Your task is to filter the data below down to the lines holding "Mantle".

** Begin Given entries **

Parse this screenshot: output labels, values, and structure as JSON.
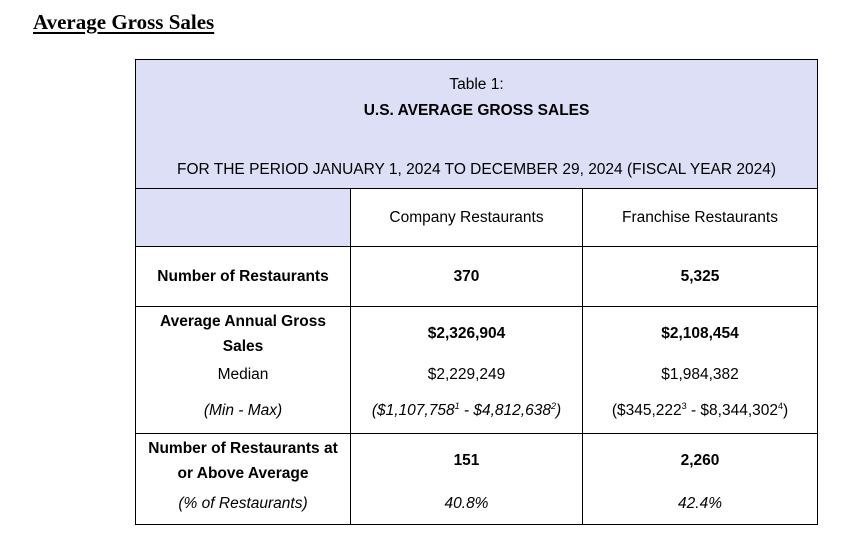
{
  "heading": "Average Gross Sales",
  "table": {
    "caption": "Table 1:",
    "title": "U.S. AVERAGE GROSS SALES",
    "period": "FOR THE PERIOD JANUARY 1, 2024 TO DECEMBER 29, 2024 (FISCAL YEAR 2024)",
    "columns": [
      "Company Restaurants",
      "Franchise Restaurants"
    ],
    "colors": {
      "header_shade": "#dcdff5",
      "border": "#000000"
    },
    "rows": {
      "num_restaurants": {
        "label": "Number of Restaurants",
        "company": "370",
        "franchise": "5,325"
      },
      "avg_sales": {
        "label_line1": "Average Annual Gross",
        "label_line2": "Sales",
        "median_label": "Median",
        "range_label": "(Min - Max)",
        "company": {
          "average": "$2,326,904",
          "median": "$2,229,249",
          "range_open": "($1,107,758",
          "range_note1": "1",
          "range_sep": " - $4,812,638",
          "range_note2": "2",
          "range_close": ")"
        },
        "franchise": {
          "average": "$2,108,454",
          "median": "$1,984,382",
          "range_open": "($345,222",
          "range_note1": "3",
          "range_sep": " - $8,344,302",
          "range_note2": "4",
          "range_close": ")"
        }
      },
      "at_or_above": {
        "label_line1": "Number of Restaurants at",
        "label_line2": "or Above Average",
        "pct_label": "(% of Restaurants)",
        "company": {
          "count": "151",
          "pct": "40.8%"
        },
        "franchise": {
          "count": "2,260",
          "pct": "42.4%"
        }
      }
    }
  }
}
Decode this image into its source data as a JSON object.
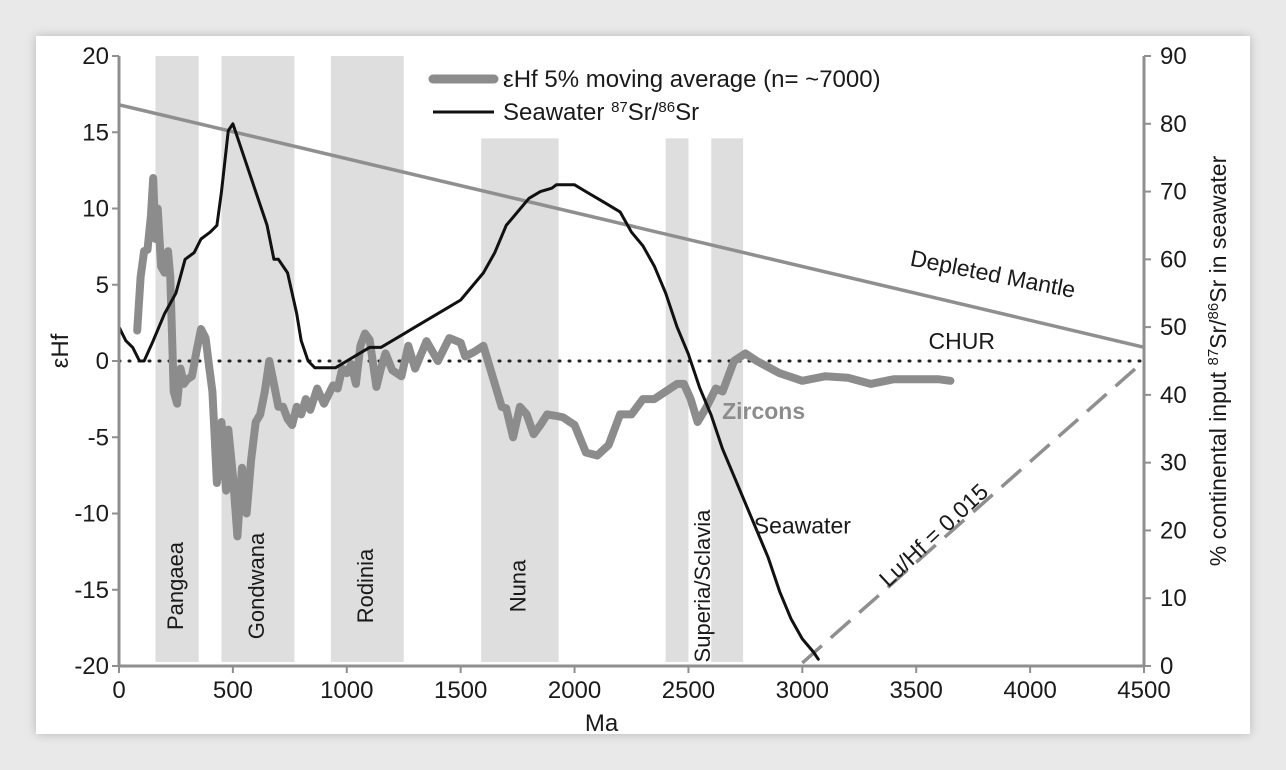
{
  "chart_data": {
    "type": "line",
    "title": "",
    "xlabel": "Ma",
    "ylabel": "εHf",
    "ylabel_right": "% continental input 87Sr/86Sr in seawater",
    "xlim": [
      0,
      4500
    ],
    "ylim": [
      -20,
      20
    ],
    "ylim_right": [
      0,
      90
    ],
    "x_ticks": [
      "0",
      "500",
      "1000",
      "1500",
      "2000",
      "2500",
      "3000",
      "3500",
      "4000",
      "4500"
    ],
    "y_ticks": [
      "20",
      "15",
      "10",
      "5",
      "0",
      "-5",
      "-10",
      "-15",
      "-20"
    ],
    "y_ticks_right": [
      "90",
      "80",
      "70",
      "60",
      "50",
      "40",
      "30",
      "20",
      "10",
      "0"
    ],
    "legend": {
      "placement": "top-center",
      "entries": [
        {
          "label": "εHf 5% moving average (n= ~7000)",
          "color": "#8c8c8c"
        },
        {
          "label": "Seawater 87Sr/86Sr",
          "color": "#111111"
        }
      ]
    },
    "supercontinents": [
      {
        "name": "Pangaea",
        "x0": 160,
        "x1": 350
      },
      {
        "name": "Gondwana",
        "x0": 450,
        "x1": 770
      },
      {
        "name": "Rodinia",
        "x0": 930,
        "x1": 1250
      },
      {
        "name": "Nuna",
        "x0": 1590,
        "x1": 1930
      },
      {
        "name": "Superia/Sclavia",
        "x0": 2400,
        "x1": 2500,
        "x0b": 2600,
        "x1b": 2740
      }
    ],
    "reference_lines": [
      {
        "name": "Depleted Mantle",
        "x": [
          0,
          4500
        ],
        "y": [
          16.8,
          0.9
        ]
      },
      {
        "name": "CHUR",
        "x": [
          0,
          4500
        ],
        "y": [
          0,
          0
        ]
      },
      {
        "name": "Lu/Hf = 0.015",
        "x": [
          3000,
          4500
        ],
        "y": [
          -19.8,
          0
        ]
      }
    ],
    "annotations": [
      "Depleted Mantle",
      "CHUR",
      "Zircons",
      "Seawater",
      "Lu/Hf = 0.015"
    ],
    "series": [
      {
        "name": "εHf 5% moving average (n= ~7000)",
        "axis": "left",
        "color": "#8c8c8c",
        "x": [
          80,
          95,
          110,
          125,
          140,
          150,
          160,
          170,
          185,
          200,
          215,
          225,
          240,
          255,
          270,
          285,
          300,
          320,
          340,
          360,
          380,
          395,
          410,
          420,
          430,
          440,
          450,
          460,
          470,
          480,
          500,
          520,
          540,
          560,
          580,
          600,
          620,
          640,
          660,
          680,
          700,
          720,
          740,
          760,
          780,
          800,
          820,
          840,
          870,
          900,
          940,
          960,
          980,
          1000,
          1020,
          1040,
          1060,
          1080,
          1100,
          1130,
          1150,
          1170,
          1200,
          1240,
          1270,
          1300,
          1350,
          1400,
          1450,
          1500,
          1520,
          1560,
          1600,
          1650,
          1680,
          1700,
          1730,
          1760,
          1790,
          1820,
          1850,
          1880,
          1920,
          1950,
          1980,
          2000,
          2050,
          2100,
          2150,
          2200,
          2250,
          2300,
          2350,
          2400,
          2450,
          2480,
          2510,
          2540,
          2580,
          2620,
          2650,
          2700,
          2750,
          2800,
          2900,
          3000,
          3100,
          3200,
          3300,
          3400,
          3500,
          3600,
          3650
        ],
        "y": [
          2.0,
          5.5,
          7.2,
          7.3,
          9.5,
          12.0,
          8.0,
          10.0,
          6.2,
          5.8,
          7.2,
          5.5,
          -2.0,
          -2.8,
          -0.5,
          -1.5,
          -1.2,
          -1.0,
          0.6,
          2.1,
          1.5,
          -0.3,
          -2.0,
          -5.0,
          -8.0,
          -6.0,
          -4.0,
          -6.5,
          -8.5,
          -4.5,
          -7.5,
          -11.5,
          -7.0,
          -10.0,
          -6.5,
          -4.0,
          -3.5,
          -2.0,
          0.0,
          -1.5,
          -3.0,
          -3.0,
          -3.8,
          -4.2,
          -3.0,
          -3.5,
          -2.5,
          -3.2,
          -1.8,
          -2.8,
          -1.6,
          -1.8,
          -0.5,
          -0.8,
          -0.2,
          -1.5,
          1.0,
          1.8,
          1.4,
          -1.7,
          -0.5,
          0.5,
          -0.6,
          -1.0,
          1.0,
          -0.5,
          1.3,
          0.0,
          1.5,
          1.2,
          0.3,
          0.6,
          1.0,
          -1.5,
          -3.0,
          -3.1,
          -5.0,
          -3.0,
          -3.5,
          -4.8,
          -4.2,
          -3.5,
          -3.6,
          -3.7,
          -4.0,
          -4.2,
          -6.0,
          -6.2,
          -5.5,
          -3.5,
          -3.5,
          -2.5,
          -2.5,
          -2.0,
          -1.5,
          -1.5,
          -2.5,
          -4.0,
          -3.0,
          -1.8,
          -2.0,
          0.0,
          0.5,
          0.0,
          -0.8,
          -1.3,
          -1.0,
          -1.1,
          -1.5,
          -1.2,
          -1.2,
          -1.2,
          -1.3
        ]
      },
      {
        "name": "Seawater 87Sr/86Sr",
        "axis": "right",
        "color": "#111111",
        "x": [
          0,
          30,
          60,
          90,
          110,
          150,
          200,
          250,
          290,
          330,
          360,
          400,
          430,
          450,
          480,
          500,
          550,
          600,
          650,
          680,
          700,
          740,
          780,
          800,
          830,
          860,
          900,
          950,
          1000,
          1050,
          1100,
          1150,
          1200,
          1250,
          1300,
          1350,
          1400,
          1450,
          1500,
          1550,
          1600,
          1650,
          1700,
          1750,
          1800,
          1850,
          1900,
          1920,
          1950,
          2000,
          2050,
          2100,
          2150,
          2200,
          2250,
          2300,
          2350,
          2400,
          2450,
          2500,
          2550,
          2600,
          2650,
          2700,
          2750,
          2800,
          2850,
          2900,
          2950,
          3000,
          3050,
          3070
        ],
        "y": [
          50,
          48,
          47,
          45,
          45,
          48,
          52,
          55,
          60,
          61,
          63,
          64,
          65,
          70,
          79,
          80,
          75,
          70,
          65,
          60,
          60,
          58,
          52,
          48,
          45,
          44,
          44,
          44,
          45,
          46,
          47,
          47,
          48,
          49,
          50,
          51,
          52,
          53,
          54,
          56,
          58,
          61,
          65,
          67,
          69,
          70,
          70.5,
          71,
          71,
          71,
          70,
          69,
          68,
          67,
          64,
          62,
          59,
          55,
          50,
          46,
          41,
          37,
          32,
          28,
          24,
          20,
          16,
          11,
          7,
          4,
          2,
          1
        ]
      }
    ]
  }
}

** End Given entries **

# Answer to this exercise
        "name": "Depleted Mantle",
      "Depleted Mantle",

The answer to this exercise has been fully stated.